(Saved data entries)
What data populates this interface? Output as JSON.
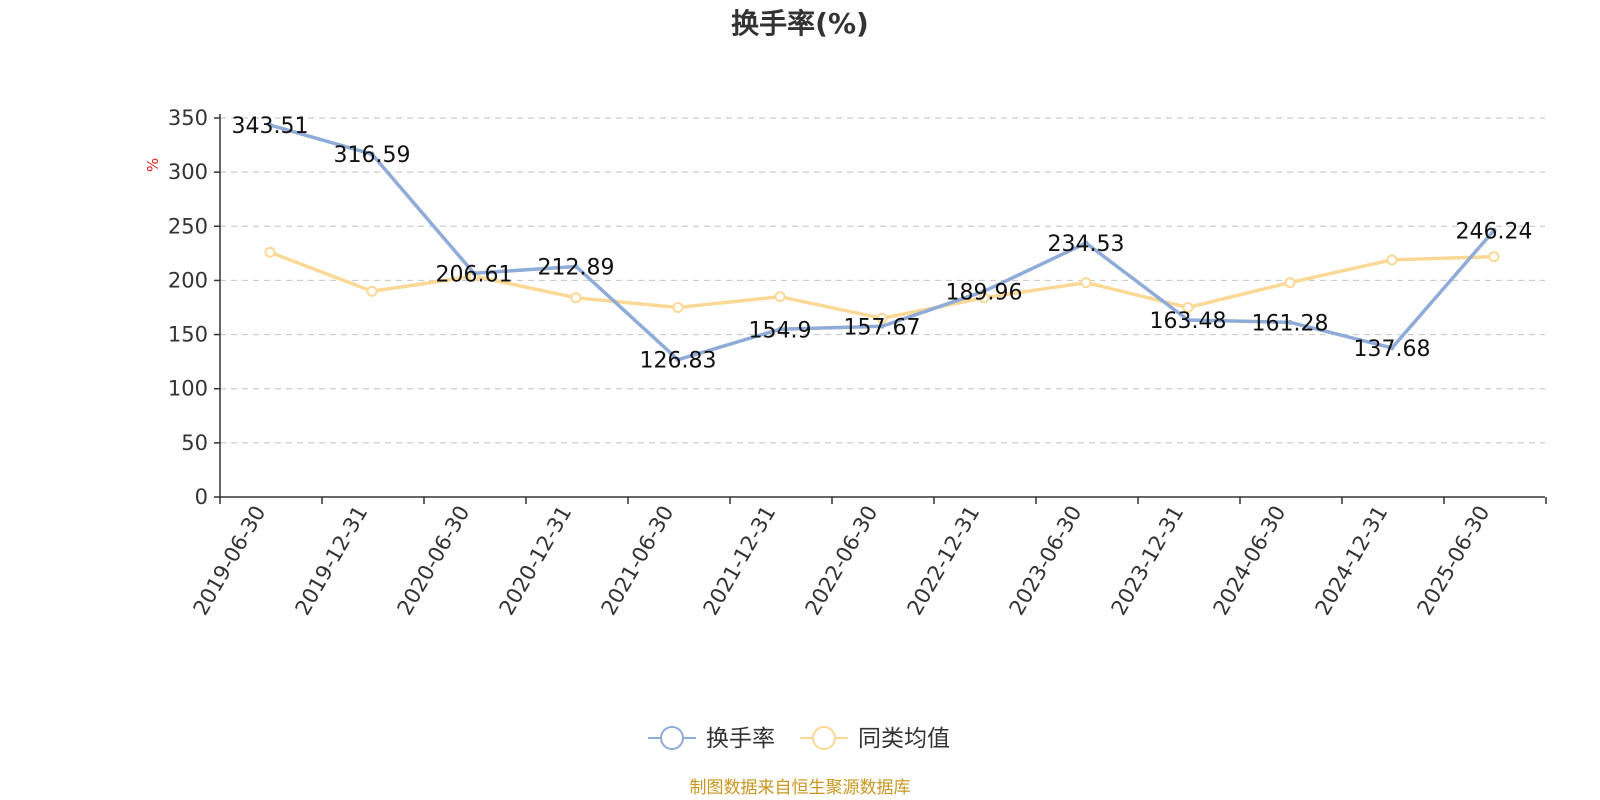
{
  "chart_data": {
    "type": "line",
    "title": "换手率(%)",
    "ylabel": "%",
    "ylim": [
      0,
      350
    ],
    "yticks": [
      0,
      50,
      100,
      150,
      200,
      250,
      300,
      350
    ],
    "grid": true,
    "legend_position": "bottom",
    "categories": [
      "2019-06-30",
      "2019-12-31",
      "2020-06-30",
      "2020-12-31",
      "2021-06-30",
      "2021-12-31",
      "2022-06-30",
      "2022-12-31",
      "2023-06-30",
      "2023-12-31",
      "2024-06-30",
      "2024-12-31",
      "2025-06-30"
    ],
    "series": [
      {
        "name": "换手率",
        "color": "#8fabd8",
        "values": [
          343.51,
          316.59,
          206.61,
          212.89,
          126.83,
          154.9,
          157.67,
          189.96,
          234.53,
          163.48,
          161.28,
          137.68,
          246.24
        ],
        "labels": [
          "343.51",
          "316.59",
          "206.61",
          "212.89",
          "126.83",
          "154.9",
          "157.67",
          "189.96",
          "234.53",
          "163.48",
          "161.28",
          "137.68",
          "246.24"
        ]
      },
      {
        "name": "同类均值",
        "color": "#fad896",
        "values": [
          226,
          190,
          204,
          184,
          175,
          185,
          165,
          184,
          198,
          175,
          198,
          219,
          222
        ]
      }
    ]
  },
  "source_note": "制图数据来自恒生聚源数据库"
}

▶ _EXERCISE DESCRIPTION_
Write out the records above once more, word for word, with no pictures.

▶ _FULL RESPONSE_
What data populates this interface? Output as JSON.
{
  "chart_data": {
    "type": "line",
    "title": "换手率(%)",
    "ylabel": "%",
    "ylim": [
      0,
      350
    ],
    "yticks": [
      0,
      50,
      100,
      150,
      200,
      250,
      300,
      350
    ],
    "grid": true,
    "legend_position": "bottom",
    "categories": [
      "2019-06-30",
      "2019-12-31",
      "2020-06-30",
      "2020-12-31",
      "2021-06-30",
      "2021-12-31",
      "2022-06-30",
      "2022-12-31",
      "2023-06-30",
      "2023-12-31",
      "2024-06-30",
      "2024-12-31",
      "2025-06-30"
    ],
    "series": [
      {
        "name": "换手率",
        "color": "#8fabd8",
        "values": [
          343.51,
          316.59,
          206.61,
          212.89,
          126.83,
          154.9,
          157.67,
          189.96,
          234.53,
          163.48,
          161.28,
          137.68,
          246.24
        ],
        "labels": [
          "343.51",
          "316.59",
          "206.61",
          "212.89",
          "126.83",
          "154.9",
          "157.67",
          "189.96",
          "234.53",
          "163.48",
          "161.28",
          "137.68",
          "246.24"
        ]
      },
      {
        "name": "同类均值",
        "color": "#fad896",
        "values": [
          226,
          190,
          204,
          184,
          175,
          185,
          165,
          184,
          198,
          175,
          198,
          219,
          222
        ]
      }
    ]
  },
  "source_note": "制图数据来自恒生聚源数据库"
}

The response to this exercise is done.